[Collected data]

◇ ◇ ◇ ◇ ◇ ◇ ◇

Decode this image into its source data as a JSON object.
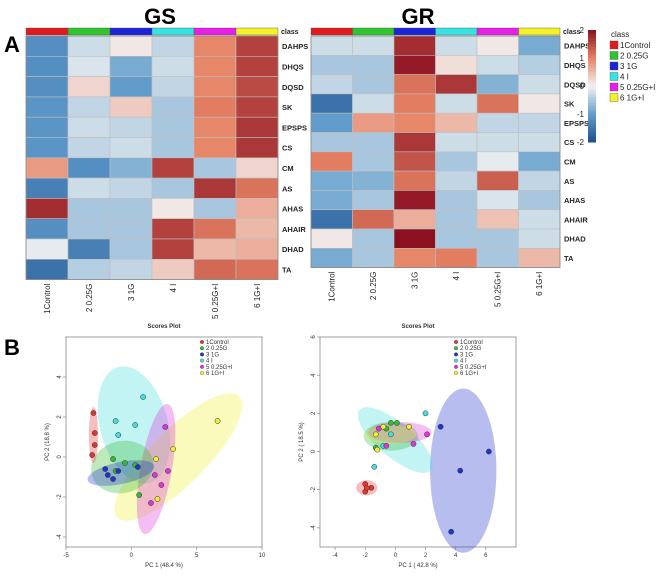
{
  "panel_labels": {
    "a": "A",
    "b": "B"
  },
  "chart_data": [
    {
      "type": "heatmap",
      "title": "GS",
      "class_label": "class",
      "rows": [
        "DAHPS",
        "DHQS",
        "DQSD",
        "SK",
        "EPSPS",
        "CS",
        "CM",
        "AS",
        "AHAS",
        "AHAIR",
        "DHAD",
        "TA"
      ],
      "columns": [
        "1Control",
        "2 0.25G",
        "3 1G",
        "4 I",
        "5 0.25G+I",
        "6 1G+I"
      ],
      "values": [
        [
          -1.4,
          -0.3,
          0.1,
          -0.4,
          1.1,
          1.8
        ],
        [
          -1.4,
          -0.2,
          -1.0,
          -0.3,
          1.1,
          1.8
        ],
        [
          -1.4,
          0.3,
          -1.2,
          -0.4,
          1.1,
          1.7
        ],
        [
          -1.3,
          -0.4,
          0.4,
          -0.6,
          1.2,
          1.8
        ],
        [
          -1.3,
          -0.3,
          -0.4,
          -0.6,
          1.1,
          1.9
        ],
        [
          -1.3,
          -0.4,
          -0.3,
          -0.6,
          1.1,
          1.9
        ],
        [
          0.9,
          -1.4,
          -0.9,
          1.8,
          -0.6,
          0.3
        ],
        [
          -1.6,
          -0.3,
          -0.4,
          -0.6,
          1.9,
          1.3
        ],
        [
          2.0,
          -0.6,
          -0.6,
          0.1,
          -0.6,
          0.7
        ],
        [
          -1.4,
          -0.6,
          -0.6,
          1.8,
          1.3,
          0.6
        ],
        [
          -0.1,
          -1.6,
          -0.6,
          1.8,
          0.6,
          0.7
        ],
        [
          -1.8,
          -0.5,
          -0.4,
          0.4,
          1.4,
          1.3
        ]
      ]
    },
    {
      "type": "heatmap",
      "title": "GR",
      "class_label": "class",
      "rows": [
        "DAHPS",
        "DHQS",
        "DQSD",
        "SK",
        "EPSPS",
        "CS",
        "CM",
        "AS",
        "AHAS",
        "AHAIR",
        "DHAD",
        "TA"
      ],
      "columns": [
        "1Control",
        "2 0.25G",
        "3 1G",
        "4 I",
        "5 0.25G+I",
        "6 1G+I"
      ],
      "values": [
        [
          -0.3,
          -0.3,
          2.0,
          -0.3,
          0.1,
          -1.0
        ],
        [
          -0.6,
          -0.6,
          2.2,
          0.2,
          -0.3,
          -0.5
        ],
        [
          -0.4,
          -0.6,
          1.3,
          1.9,
          -0.9,
          -0.3
        ],
        [
          -1.8,
          -0.3,
          1.2,
          -0.3,
          1.3,
          0.1
        ],
        [
          -1.2,
          0.9,
          1.1,
          0.6,
          -0.4,
          -0.4
        ],
        [
          -0.6,
          -0.6,
          1.9,
          -0.3,
          -0.3,
          -0.3
        ],
        [
          1.2,
          -0.6,
          1.6,
          -0.6,
          -0.1,
          -1.0
        ],
        [
          -1.0,
          -0.9,
          1.3,
          -0.4,
          1.5,
          -0.4
        ],
        [
          -1.0,
          -0.6,
          2.2,
          -0.6,
          -0.2,
          -0.6
        ],
        [
          -1.8,
          1.4,
          0.7,
          -0.6,
          0.5,
          -0.3
        ],
        [
          0.1,
          -0.6,
          2.3,
          -0.6,
          -0.6,
          -0.3
        ],
        [
          -1.0,
          -0.6,
          1.1,
          1.2,
          -0.6,
          0.6
        ]
      ]
    },
    {
      "type": "scatter",
      "title": "Scores Plot",
      "xlabel": "PC 1 (48.4 %)",
      "ylabel": "PC 2 (18.8 %)",
      "xlim": [
        -5,
        10
      ],
      "ylim": [
        -4.5,
        6
      ],
      "xticks": [
        -5,
        0,
        5,
        10
      ],
      "yticks": [
        -4,
        -2,
        0,
        2,
        4
      ],
      "series": [
        {
          "name": "1Control",
          "color": "#e3342f",
          "points": [
            [
              -2.9,
              2.2
            ],
            [
              -2.8,
              1.2
            ],
            [
              -3.0,
              0.1
            ],
            [
              -2.8,
              0.6
            ]
          ]
        },
        {
          "name": "2 0.25G",
          "color": "#33bb33",
          "points": [
            [
              -1.4,
              -0.1
            ],
            [
              -0.5,
              -0.3
            ],
            [
              0.3,
              -0.4
            ],
            [
              0.6,
              -1.9
            ],
            [
              -1.2,
              -0.7
            ]
          ]
        },
        {
          "name": "3 1G",
          "color": "#2233cc",
          "points": [
            [
              -2.0,
              -0.6
            ],
            [
              -1.4,
              -1.1
            ],
            [
              -1.8,
              -0.9
            ],
            [
              -1.0,
              -0.7
            ],
            [
              0.5,
              -0.5
            ]
          ]
        },
        {
          "name": "4 I",
          "color": "#44dddd",
          "points": [
            [
              0.9,
              3.0
            ],
            [
              -1.2,
              1.8
            ],
            [
              -1.0,
              1.1
            ],
            [
              0.3,
              1.6
            ]
          ]
        },
        {
          "name": "5 0.25G+I",
          "color": "#dd33dd",
          "points": [
            [
              2.6,
              1.5
            ],
            [
              1.8,
              -0.9
            ],
            [
              2.3,
              -1.4
            ],
            [
              2.8,
              -0.7
            ],
            [
              1.5,
              -2.3
            ]
          ]
        },
        {
          "name": "6 1G+I",
          "color": "#eeee33",
          "points": [
            [
              6.6,
              1.8
            ],
            [
              3.2,
              0.4
            ],
            [
              1.9,
              -0.1
            ],
            [
              2.0,
              -2.1
            ]
          ]
        }
      ]
    },
    {
      "type": "scatter",
      "title": "Scores Plot",
      "xlabel": "PC 1 ( 42.8 %)",
      "ylabel": "PC 2 ( 18.5 %)",
      "xlim": [
        -5,
        8
      ],
      "ylim": [
        -5,
        6
      ],
      "xticks": [
        -4,
        -2,
        0,
        2,
        4,
        6
      ],
      "yticks": [
        -4,
        -2,
        0,
        2,
        4,
        6
      ],
      "series": [
        {
          "name": "1Control",
          "color": "#e3342f",
          "points": [
            [
              -2.0,
              -1.7
            ],
            [
              -1.6,
              -1.9
            ],
            [
              -2.0,
              -2.1
            ],
            [
              -1.9,
              -1.9
            ]
          ]
        },
        {
          "name": "2 0.25G",
          "color": "#33bb33",
          "points": [
            [
              -0.6,
              1.2
            ],
            [
              0.1,
              1.5
            ],
            [
              -1.3,
              0.2
            ],
            [
              -0.3,
              1.5
            ]
          ]
        },
        {
          "name": "3 1G",
          "color": "#2233cc",
          "points": [
            [
              3.0,
              1.3
            ],
            [
              4.3,
              -1.0
            ],
            [
              6.2,
              0.0
            ],
            [
              3.7,
              -4.2
            ]
          ]
        },
        {
          "name": "4 I",
          "color": "#44dddd",
          "points": [
            [
              -1.4,
              -0.8
            ],
            [
              2.0,
              2.0
            ],
            [
              -0.3,
              0.9
            ],
            [
              -0.8,
              0.3
            ]
          ]
        },
        {
          "name": "5 0.25G+I",
          "color": "#dd33dd",
          "points": [
            [
              1.2,
              0.4
            ],
            [
              -0.6,
              0.3
            ],
            [
              -1.1,
              1.2
            ],
            [
              2.1,
              0.9
            ]
          ]
        },
        {
          "name": "6 1G+I",
          "color": "#eeee33",
          "points": [
            [
              -1.3,
              0.9
            ],
            [
              -0.8,
              1.3
            ],
            [
              0.9,
              1.3
            ],
            [
              -1.2,
              0.1
            ]
          ]
        }
      ]
    }
  ],
  "legend_heatmap": {
    "title": "class",
    "items": [
      "1Control",
      "2 0.25G",
      "3 1G",
      "4 I",
      "5 0.25G+I",
      "6 1G+I"
    ],
    "colors": [
      "#e31a1c",
      "#2ec52e",
      "#1c24d9",
      "#36e3e3",
      "#e81ee8",
      "#f2f224"
    ],
    "colorbar_ticks": [
      "2",
      "1",
      "0",
      "-1",
      "-2"
    ]
  },
  "legend_scatter": {
    "items": [
      "1Control",
      "2 0.25G",
      "3 1G",
      "4 I",
      "5 0.25G+I",
      "6 1G+I"
    ]
  },
  "colors": {
    "neg": "#1d4e8f",
    "zero": "#f2f2f2",
    "pos": "#8b1020"
  }
}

◇ ◇ ◇ ◇ ◇ ◇ ◇

For each line of the listing that holds the word "title", show that line.

      "title": "GS",
      "title": "GR",
      "title": "Scores Plot",
      "title": "Scores Plot",
    "title": "class",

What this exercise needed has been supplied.